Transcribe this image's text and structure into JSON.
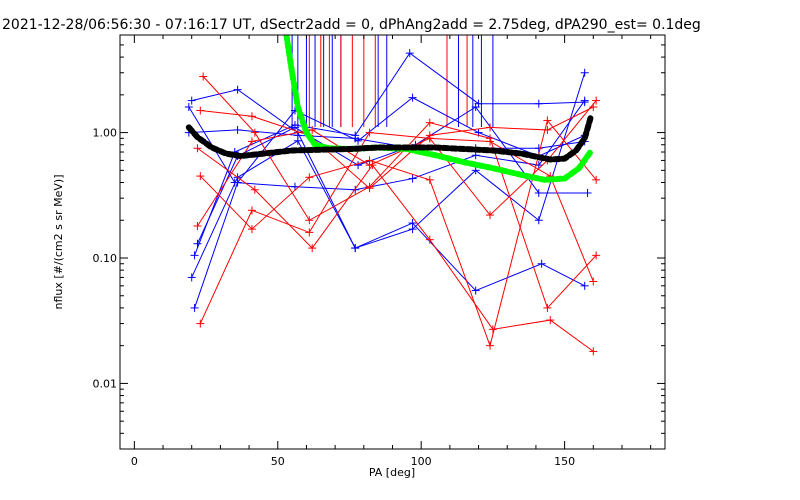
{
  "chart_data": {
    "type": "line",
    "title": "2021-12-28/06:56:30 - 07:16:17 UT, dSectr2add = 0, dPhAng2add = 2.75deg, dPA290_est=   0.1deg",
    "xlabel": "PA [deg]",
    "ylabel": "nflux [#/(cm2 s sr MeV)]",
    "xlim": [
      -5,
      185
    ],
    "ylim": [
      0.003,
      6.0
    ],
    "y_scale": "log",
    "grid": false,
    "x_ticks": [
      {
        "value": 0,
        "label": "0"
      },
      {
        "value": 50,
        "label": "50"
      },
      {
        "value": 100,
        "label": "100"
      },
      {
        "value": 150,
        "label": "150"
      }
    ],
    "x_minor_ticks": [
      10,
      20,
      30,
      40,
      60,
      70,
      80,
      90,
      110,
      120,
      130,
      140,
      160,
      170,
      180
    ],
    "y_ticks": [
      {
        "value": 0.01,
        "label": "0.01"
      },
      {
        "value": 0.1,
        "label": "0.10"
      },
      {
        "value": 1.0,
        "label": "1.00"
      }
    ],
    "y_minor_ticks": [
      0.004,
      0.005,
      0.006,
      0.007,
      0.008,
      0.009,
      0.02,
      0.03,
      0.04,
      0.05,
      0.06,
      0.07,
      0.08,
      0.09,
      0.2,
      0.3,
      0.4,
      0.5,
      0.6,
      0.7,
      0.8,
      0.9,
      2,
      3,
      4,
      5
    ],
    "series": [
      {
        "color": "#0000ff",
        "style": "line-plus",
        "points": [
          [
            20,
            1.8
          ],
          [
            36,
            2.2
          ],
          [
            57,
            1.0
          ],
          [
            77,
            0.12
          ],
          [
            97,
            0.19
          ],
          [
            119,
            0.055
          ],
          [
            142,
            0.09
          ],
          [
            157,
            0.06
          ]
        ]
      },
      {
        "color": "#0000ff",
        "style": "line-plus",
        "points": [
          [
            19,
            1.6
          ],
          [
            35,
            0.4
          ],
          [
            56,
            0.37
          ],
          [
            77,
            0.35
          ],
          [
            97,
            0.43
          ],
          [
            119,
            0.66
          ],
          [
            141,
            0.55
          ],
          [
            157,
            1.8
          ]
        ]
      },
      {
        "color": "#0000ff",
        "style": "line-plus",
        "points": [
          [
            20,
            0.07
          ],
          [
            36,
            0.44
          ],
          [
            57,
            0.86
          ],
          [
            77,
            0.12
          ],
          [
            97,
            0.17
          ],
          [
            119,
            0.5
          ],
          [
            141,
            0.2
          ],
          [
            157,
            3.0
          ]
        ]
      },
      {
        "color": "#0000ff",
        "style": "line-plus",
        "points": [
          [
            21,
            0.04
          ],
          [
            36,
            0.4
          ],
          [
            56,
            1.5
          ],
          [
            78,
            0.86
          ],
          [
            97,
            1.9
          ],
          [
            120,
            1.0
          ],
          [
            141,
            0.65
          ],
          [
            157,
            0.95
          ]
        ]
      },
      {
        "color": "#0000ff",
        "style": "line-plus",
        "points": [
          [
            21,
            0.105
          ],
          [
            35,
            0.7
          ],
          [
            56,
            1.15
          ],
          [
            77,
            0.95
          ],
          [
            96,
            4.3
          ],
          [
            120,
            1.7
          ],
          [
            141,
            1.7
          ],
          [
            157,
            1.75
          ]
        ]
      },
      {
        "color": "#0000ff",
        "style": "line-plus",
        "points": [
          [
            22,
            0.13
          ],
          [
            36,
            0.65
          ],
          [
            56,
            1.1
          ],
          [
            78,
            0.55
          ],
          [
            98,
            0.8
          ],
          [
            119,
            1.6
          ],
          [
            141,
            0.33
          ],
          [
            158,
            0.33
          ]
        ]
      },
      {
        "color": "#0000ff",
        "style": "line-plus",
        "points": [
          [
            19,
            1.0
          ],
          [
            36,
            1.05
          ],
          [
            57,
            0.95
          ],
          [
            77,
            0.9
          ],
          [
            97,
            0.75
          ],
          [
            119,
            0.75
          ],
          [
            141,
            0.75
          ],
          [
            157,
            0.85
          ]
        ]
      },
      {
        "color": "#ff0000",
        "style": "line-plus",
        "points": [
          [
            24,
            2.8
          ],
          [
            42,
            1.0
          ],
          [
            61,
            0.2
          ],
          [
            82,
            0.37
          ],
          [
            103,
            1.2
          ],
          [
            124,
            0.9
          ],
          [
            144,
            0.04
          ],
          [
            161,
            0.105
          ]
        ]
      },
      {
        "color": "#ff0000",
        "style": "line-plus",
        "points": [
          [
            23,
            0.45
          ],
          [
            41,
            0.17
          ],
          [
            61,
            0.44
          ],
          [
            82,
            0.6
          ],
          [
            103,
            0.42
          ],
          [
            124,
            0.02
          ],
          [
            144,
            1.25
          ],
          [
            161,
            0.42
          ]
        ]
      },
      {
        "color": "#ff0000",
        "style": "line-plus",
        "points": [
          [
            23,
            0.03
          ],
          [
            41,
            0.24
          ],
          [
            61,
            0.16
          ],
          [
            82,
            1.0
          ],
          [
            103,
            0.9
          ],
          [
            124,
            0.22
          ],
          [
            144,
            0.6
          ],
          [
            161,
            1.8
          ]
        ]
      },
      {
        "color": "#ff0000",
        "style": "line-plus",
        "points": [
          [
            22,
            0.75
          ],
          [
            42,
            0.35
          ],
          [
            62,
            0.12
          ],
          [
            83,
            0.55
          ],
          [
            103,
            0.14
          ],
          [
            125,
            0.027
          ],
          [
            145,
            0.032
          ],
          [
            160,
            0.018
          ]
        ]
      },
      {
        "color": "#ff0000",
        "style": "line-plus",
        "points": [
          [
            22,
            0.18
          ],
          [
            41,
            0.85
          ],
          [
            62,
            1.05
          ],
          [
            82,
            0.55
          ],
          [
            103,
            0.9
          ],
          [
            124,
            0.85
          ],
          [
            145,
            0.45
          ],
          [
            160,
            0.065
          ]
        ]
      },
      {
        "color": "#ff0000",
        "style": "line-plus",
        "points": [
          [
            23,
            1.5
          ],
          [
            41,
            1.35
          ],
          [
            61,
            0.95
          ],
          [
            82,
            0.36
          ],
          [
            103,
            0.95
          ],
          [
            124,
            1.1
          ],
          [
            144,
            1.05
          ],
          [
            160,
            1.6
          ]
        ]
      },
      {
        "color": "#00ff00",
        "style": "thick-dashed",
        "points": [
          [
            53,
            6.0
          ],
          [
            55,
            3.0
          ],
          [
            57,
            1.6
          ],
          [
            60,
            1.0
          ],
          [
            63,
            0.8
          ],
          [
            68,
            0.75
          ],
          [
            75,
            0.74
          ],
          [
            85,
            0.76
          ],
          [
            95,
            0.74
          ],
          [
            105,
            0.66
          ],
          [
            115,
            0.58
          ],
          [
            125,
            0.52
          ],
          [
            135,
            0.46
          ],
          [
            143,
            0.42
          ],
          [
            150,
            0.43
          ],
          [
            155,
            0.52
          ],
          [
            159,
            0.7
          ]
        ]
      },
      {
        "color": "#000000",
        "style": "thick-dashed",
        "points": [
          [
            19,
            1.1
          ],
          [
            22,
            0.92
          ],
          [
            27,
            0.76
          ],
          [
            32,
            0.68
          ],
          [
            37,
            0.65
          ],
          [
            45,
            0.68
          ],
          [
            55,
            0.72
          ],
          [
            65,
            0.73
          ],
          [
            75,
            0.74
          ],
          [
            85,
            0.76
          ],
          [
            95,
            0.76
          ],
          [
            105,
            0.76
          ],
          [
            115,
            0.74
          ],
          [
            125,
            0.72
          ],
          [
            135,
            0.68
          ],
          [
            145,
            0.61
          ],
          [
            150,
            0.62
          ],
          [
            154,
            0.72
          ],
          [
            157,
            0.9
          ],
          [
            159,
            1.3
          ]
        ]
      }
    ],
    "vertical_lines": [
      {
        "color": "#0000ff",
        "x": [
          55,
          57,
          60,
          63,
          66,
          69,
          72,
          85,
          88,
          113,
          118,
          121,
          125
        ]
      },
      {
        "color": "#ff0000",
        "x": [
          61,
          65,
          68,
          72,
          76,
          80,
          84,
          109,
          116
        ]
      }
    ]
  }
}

==

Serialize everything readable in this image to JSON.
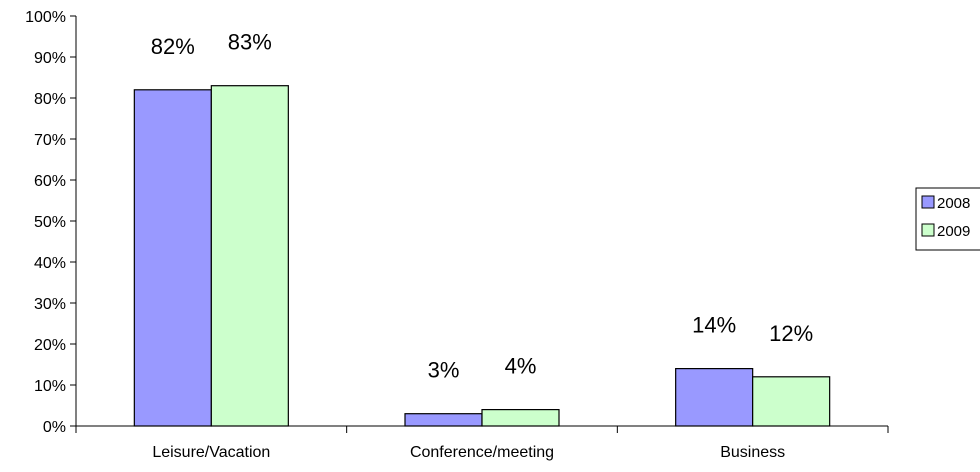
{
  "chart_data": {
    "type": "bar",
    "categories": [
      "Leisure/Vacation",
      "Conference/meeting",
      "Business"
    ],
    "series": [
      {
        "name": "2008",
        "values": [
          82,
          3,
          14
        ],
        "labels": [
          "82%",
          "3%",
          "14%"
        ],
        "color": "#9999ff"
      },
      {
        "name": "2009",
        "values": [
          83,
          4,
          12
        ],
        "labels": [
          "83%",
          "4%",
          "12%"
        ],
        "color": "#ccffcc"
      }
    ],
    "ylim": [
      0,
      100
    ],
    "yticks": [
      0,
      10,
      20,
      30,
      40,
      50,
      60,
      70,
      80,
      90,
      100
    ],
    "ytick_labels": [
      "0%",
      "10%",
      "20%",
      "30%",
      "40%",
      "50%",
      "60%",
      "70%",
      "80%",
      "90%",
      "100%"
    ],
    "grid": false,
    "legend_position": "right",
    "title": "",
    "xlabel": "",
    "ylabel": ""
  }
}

TASK DESCRIPTION :: Work out how many lines above have the string "title" in them, and give only the number.

FULL OUTPUT :: 2